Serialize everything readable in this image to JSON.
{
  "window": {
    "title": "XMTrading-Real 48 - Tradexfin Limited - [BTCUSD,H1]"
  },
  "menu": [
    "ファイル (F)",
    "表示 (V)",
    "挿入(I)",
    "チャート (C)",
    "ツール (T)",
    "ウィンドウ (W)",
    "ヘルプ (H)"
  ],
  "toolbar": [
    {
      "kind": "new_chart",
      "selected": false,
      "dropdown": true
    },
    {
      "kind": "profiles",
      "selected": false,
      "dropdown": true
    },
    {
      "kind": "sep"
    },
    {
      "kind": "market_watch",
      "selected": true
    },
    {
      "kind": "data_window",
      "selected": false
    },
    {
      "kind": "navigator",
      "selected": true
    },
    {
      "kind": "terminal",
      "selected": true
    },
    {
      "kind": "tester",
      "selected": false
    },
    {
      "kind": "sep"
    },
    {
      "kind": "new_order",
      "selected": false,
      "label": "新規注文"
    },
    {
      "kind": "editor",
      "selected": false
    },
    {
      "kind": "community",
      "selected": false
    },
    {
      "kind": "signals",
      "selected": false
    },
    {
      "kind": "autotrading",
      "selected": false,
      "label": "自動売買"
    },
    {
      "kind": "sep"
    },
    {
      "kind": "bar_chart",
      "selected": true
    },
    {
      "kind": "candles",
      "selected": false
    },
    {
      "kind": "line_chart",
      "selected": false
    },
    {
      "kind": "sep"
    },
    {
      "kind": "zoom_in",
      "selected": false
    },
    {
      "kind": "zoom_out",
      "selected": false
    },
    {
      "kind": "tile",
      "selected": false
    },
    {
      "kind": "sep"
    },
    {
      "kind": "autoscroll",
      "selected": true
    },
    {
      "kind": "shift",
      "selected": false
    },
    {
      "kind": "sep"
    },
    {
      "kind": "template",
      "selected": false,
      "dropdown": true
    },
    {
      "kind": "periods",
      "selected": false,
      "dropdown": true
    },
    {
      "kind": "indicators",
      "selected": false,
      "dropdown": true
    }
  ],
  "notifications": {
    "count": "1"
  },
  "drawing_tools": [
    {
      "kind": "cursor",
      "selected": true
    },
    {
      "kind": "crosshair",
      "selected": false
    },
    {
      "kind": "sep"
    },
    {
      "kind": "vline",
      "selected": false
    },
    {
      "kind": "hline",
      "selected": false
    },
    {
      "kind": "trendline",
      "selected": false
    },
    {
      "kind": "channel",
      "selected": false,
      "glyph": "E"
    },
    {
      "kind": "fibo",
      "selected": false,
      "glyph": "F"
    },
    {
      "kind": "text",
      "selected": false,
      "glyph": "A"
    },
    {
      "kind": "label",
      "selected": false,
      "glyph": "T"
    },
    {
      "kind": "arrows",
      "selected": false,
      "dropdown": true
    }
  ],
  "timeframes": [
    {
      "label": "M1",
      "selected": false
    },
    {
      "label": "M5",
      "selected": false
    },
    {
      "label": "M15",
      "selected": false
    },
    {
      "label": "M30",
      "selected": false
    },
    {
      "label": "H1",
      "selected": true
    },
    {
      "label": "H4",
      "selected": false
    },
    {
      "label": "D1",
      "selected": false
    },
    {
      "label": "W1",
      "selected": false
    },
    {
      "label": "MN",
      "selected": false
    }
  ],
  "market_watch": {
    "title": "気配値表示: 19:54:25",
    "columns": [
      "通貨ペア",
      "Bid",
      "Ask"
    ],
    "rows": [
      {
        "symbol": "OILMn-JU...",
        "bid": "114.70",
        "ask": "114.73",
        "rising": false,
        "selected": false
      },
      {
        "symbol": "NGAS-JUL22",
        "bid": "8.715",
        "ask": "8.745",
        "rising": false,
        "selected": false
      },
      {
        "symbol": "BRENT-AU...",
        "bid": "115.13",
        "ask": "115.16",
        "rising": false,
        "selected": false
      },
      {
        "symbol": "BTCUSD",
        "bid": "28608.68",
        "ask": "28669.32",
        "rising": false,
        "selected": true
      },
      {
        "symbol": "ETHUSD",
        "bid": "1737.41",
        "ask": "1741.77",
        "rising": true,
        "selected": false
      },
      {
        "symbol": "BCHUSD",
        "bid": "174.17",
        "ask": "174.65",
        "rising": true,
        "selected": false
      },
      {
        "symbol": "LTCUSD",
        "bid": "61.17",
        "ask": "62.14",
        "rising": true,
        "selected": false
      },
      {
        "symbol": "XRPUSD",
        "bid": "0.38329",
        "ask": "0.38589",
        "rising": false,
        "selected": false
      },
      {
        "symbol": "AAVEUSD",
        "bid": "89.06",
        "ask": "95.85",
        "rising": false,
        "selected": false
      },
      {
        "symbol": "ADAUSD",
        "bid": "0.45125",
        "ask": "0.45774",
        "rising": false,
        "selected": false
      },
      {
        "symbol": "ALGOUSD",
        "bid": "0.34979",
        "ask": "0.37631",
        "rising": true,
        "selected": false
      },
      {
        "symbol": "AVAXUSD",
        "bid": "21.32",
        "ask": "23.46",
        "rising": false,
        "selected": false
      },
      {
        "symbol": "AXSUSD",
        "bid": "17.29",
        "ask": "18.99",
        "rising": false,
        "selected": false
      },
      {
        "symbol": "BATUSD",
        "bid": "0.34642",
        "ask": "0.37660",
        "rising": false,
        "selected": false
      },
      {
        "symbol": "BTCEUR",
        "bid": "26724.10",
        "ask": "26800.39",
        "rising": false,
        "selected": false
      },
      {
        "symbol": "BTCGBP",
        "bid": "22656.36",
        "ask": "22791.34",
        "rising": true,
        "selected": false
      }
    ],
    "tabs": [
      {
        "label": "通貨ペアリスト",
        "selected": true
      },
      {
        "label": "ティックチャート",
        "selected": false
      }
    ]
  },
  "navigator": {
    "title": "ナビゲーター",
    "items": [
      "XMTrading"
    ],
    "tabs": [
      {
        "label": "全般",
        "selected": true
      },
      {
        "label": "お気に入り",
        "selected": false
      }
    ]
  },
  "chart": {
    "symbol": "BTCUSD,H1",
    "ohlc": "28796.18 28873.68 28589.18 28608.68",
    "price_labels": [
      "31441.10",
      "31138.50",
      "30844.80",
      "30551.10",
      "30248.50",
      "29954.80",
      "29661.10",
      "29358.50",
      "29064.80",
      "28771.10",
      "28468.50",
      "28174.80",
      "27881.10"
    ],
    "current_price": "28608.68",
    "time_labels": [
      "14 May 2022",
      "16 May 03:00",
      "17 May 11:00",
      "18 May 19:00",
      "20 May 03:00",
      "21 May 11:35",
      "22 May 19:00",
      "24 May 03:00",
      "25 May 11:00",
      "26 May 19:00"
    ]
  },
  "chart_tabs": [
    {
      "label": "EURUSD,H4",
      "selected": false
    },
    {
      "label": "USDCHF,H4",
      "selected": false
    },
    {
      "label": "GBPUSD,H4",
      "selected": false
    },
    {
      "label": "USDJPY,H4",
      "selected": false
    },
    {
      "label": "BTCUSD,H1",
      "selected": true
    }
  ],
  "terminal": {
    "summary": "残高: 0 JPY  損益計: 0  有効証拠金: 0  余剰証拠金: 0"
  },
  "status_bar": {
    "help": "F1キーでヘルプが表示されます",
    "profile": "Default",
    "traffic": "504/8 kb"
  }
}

**EXERCISE INSTRUCTIONS:** Write out the entries above word for word.

**SOLUTION:**
Serialize everything readable in this image to JSON.
{
  "window": {
    "title": "XMTrading-Real 48 - Tradexfin Limited - [BTCUSD,H1]"
  },
  "menu": [
    "ファイル (F)",
    "表示 (V)",
    "挿入(I)",
    "チャート (C)",
    "ツール (T)",
    "ウィンドウ (W)",
    "ヘルプ (H)"
  ],
  "toolbar": [
    {
      "kind": "new_chart",
      "selected": false,
      "dropdown": true
    },
    {
      "kind": "profiles",
      "selected": false,
      "dropdown": true
    },
    {
      "kind": "sep"
    },
    {
      "kind": "market_watch",
      "selected": true
    },
    {
      "kind": "data_window",
      "selected": false
    },
    {
      "kind": "navigator",
      "selected": true
    },
    {
      "kind": "terminal",
      "selected": true
    },
    {
      "kind": "tester",
      "selected": false
    },
    {
      "kind": "sep"
    },
    {
      "kind": "new_order",
      "selected": false,
      "label": "新規注文"
    },
    {
      "kind": "editor",
      "selected": false
    },
    {
      "kind": "community",
      "selected": false
    },
    {
      "kind": "signals",
      "selected": false
    },
    {
      "kind": "autotrading",
      "selected": false,
      "label": "自動売買"
    },
    {
      "kind": "sep"
    },
    {
      "kind": "bar_chart",
      "selected": true
    },
    {
      "kind": "candles",
      "selected": false
    },
    {
      "kind": "line_chart",
      "selected": false
    },
    {
      "kind": "sep"
    },
    {
      "kind": "zoom_in",
      "selected": false
    },
    {
      "kind": "zoom_out",
      "selected": false
    },
    {
      "kind": "tile",
      "selected": false
    },
    {
      "kind": "sep"
    },
    {
      "kind": "autoscroll",
      "selected": true
    },
    {
      "kind": "shift",
      "selected": false
    },
    {
      "kind": "sep"
    },
    {
      "kind": "template",
      "selected": false,
      "dropdown": true
    },
    {
      "kind": "periods",
      "selected": false,
      "dropdown": true
    },
    {
      "kind": "indicators",
      "selected": false,
      "dropdown": true
    }
  ],
  "notifications": {
    "count": "1"
  },
  "drawing_tools": [
    {
      "kind": "cursor",
      "selected": true
    },
    {
      "kind": "crosshair",
      "selected": false
    },
    {
      "kind": "sep"
    },
    {
      "kind": "vline",
      "selected": false
    },
    {
      "kind": "hline",
      "selected": false
    },
    {
      "kind": "trendline",
      "selected": false
    },
    {
      "kind": "channel",
      "selected": false,
      "glyph": "E"
    },
    {
      "kind": "fibo",
      "selected": false,
      "glyph": "F"
    },
    {
      "kind": "text",
      "selected": false,
      "glyph": "A"
    },
    {
      "kind": "label",
      "selected": false,
      "glyph": "T"
    },
    {
      "kind": "arrows",
      "selected": false,
      "dropdown": true
    }
  ],
  "timeframes": [
    {
      "label": "M1",
      "selected": false
    },
    {
      "label": "M5",
      "selected": false
    },
    {
      "label": "M15",
      "selected": false
    },
    {
      "label": "M30",
      "selected": false
    },
    {
      "label": "H1",
      "selected": true
    },
    {
      "label": "H4",
      "selected": false
    },
    {
      "label": "D1",
      "selected": false
    },
    {
      "label": "W1",
      "selected": false
    },
    {
      "label": "MN",
      "selected": false
    }
  ],
  "market_watch": {
    "title": "気配値表示: 19:54:25",
    "columns": [
      "通貨ペア",
      "Bid",
      "Ask"
    ],
    "rows": [
      {
        "symbol": "OILMn-JU...",
        "bid": "114.70",
        "ask": "114.73",
        "rising": false,
        "selected": false
      },
      {
        "symbol": "NGAS-JUL22",
        "bid": "8.715",
        "ask": "8.745",
        "rising": false,
        "selected": false
      },
      {
        "symbol": "BRENT-AU...",
        "bid": "115.13",
        "ask": "115.16",
        "rising": false,
        "selected": false
      },
      {
        "symbol": "BTCUSD",
        "bid": "28608.68",
        "ask": "28669.32",
        "rising": false,
        "selected": true
      },
      {
        "symbol": "ETHUSD",
        "bid": "1737.41",
        "ask": "1741.77",
        "rising": true,
        "selected": false
      },
      {
        "symbol": "BCHUSD",
        "bid": "174.17",
        "ask": "174.65",
        "rising": true,
        "selected": false
      },
      {
        "symbol": "LTCUSD",
        "bid": "61.17",
        "ask": "62.14",
        "rising": true,
        "selected": false
      },
      {
        "symbol": "XRPUSD",
        "bid": "0.38329",
        "ask": "0.38589",
        "rising": false,
        "selected": false
      },
      {
        "symbol": "AAVEUSD",
        "bid": "89.06",
        "ask": "95.85",
        "rising": false,
        "selected": false
      },
      {
        "symbol": "ADAUSD",
        "bid": "0.45125",
        "ask": "0.45774",
        "rising": false,
        "selected": false
      },
      {
        "symbol": "ALGOUSD",
        "bid": "0.34979",
        "ask": "0.37631",
        "rising": true,
        "selected": false
      },
      {
        "symbol": "AVAXUSD",
        "bid": "21.32",
        "ask": "23.46",
        "rising": false,
        "selected": false
      },
      {
        "symbol": "AXSUSD",
        "bid": "17.29",
        "ask": "18.99",
        "rising": false,
        "selected": false
      },
      {
        "symbol": "BATUSD",
        "bid": "0.34642",
        "ask": "0.37660",
        "rising": false,
        "selected": false
      },
      {
        "symbol": "BTCEUR",
        "bid": "26724.10",
        "ask": "26800.39",
        "rising": false,
        "selected": false
      },
      {
        "symbol": "BTCGBP",
        "bid": "22656.36",
        "ask": "22791.34",
        "rising": true,
        "selected": false
      }
    ],
    "tabs": [
      {
        "label": "通貨ペアリスト",
        "selected": true
      },
      {
        "label": "ティックチャート",
        "selected": false
      }
    ]
  },
  "navigator": {
    "title": "ナビゲーター",
    "items": [
      "XMTrading"
    ],
    "tabs": [
      {
        "label": "全般",
        "selected": true
      },
      {
        "label": "お気に入り",
        "selected": false
      }
    ]
  },
  "chart": {
    "symbol": "BTCUSD,H1",
    "ohlc": "28796.18 28873.68 28589.18 28608.68",
    "price_labels": [
      "31441.10",
      "31138.50",
      "30844.80",
      "30551.10",
      "30248.50",
      "29954.80",
      "29661.10",
      "29358.50",
      "29064.80",
      "28771.10",
      "28468.50",
      "28174.80",
      "27881.10"
    ],
    "current_price": "28608.68",
    "time_labels": [
      "14 May 2022",
      "16 May 03:00",
      "17 May 11:00",
      "18 May 19:00",
      "20 May 03:00",
      "21 May 11:35",
      "22 May 19:00",
      "24 May 03:00",
      "25 May 11:00",
      "26 May 19:00"
    ]
  },
  "chart_tabs": [
    {
      "label": "EURUSD,H4",
      "selected": false
    },
    {
      "label": "USDCHF,H4",
      "selected": false
    },
    {
      "label": "GBPUSD,H4",
      "selected": false
    },
    {
      "label": "USDJPY,H4",
      "selected": false
    },
    {
      "label": "BTCUSD,H1",
      "selected": true
    }
  ],
  "terminal": {
    "summary": "残高: 0 JPY  損益計: 0  有効証拠金: 0  余剰証拠金: 0"
  },
  "status_bar": {
    "help": "F1キーでヘルプが表示されます",
    "profile": "Default",
    "traffic": "504/8 kb"
  }
}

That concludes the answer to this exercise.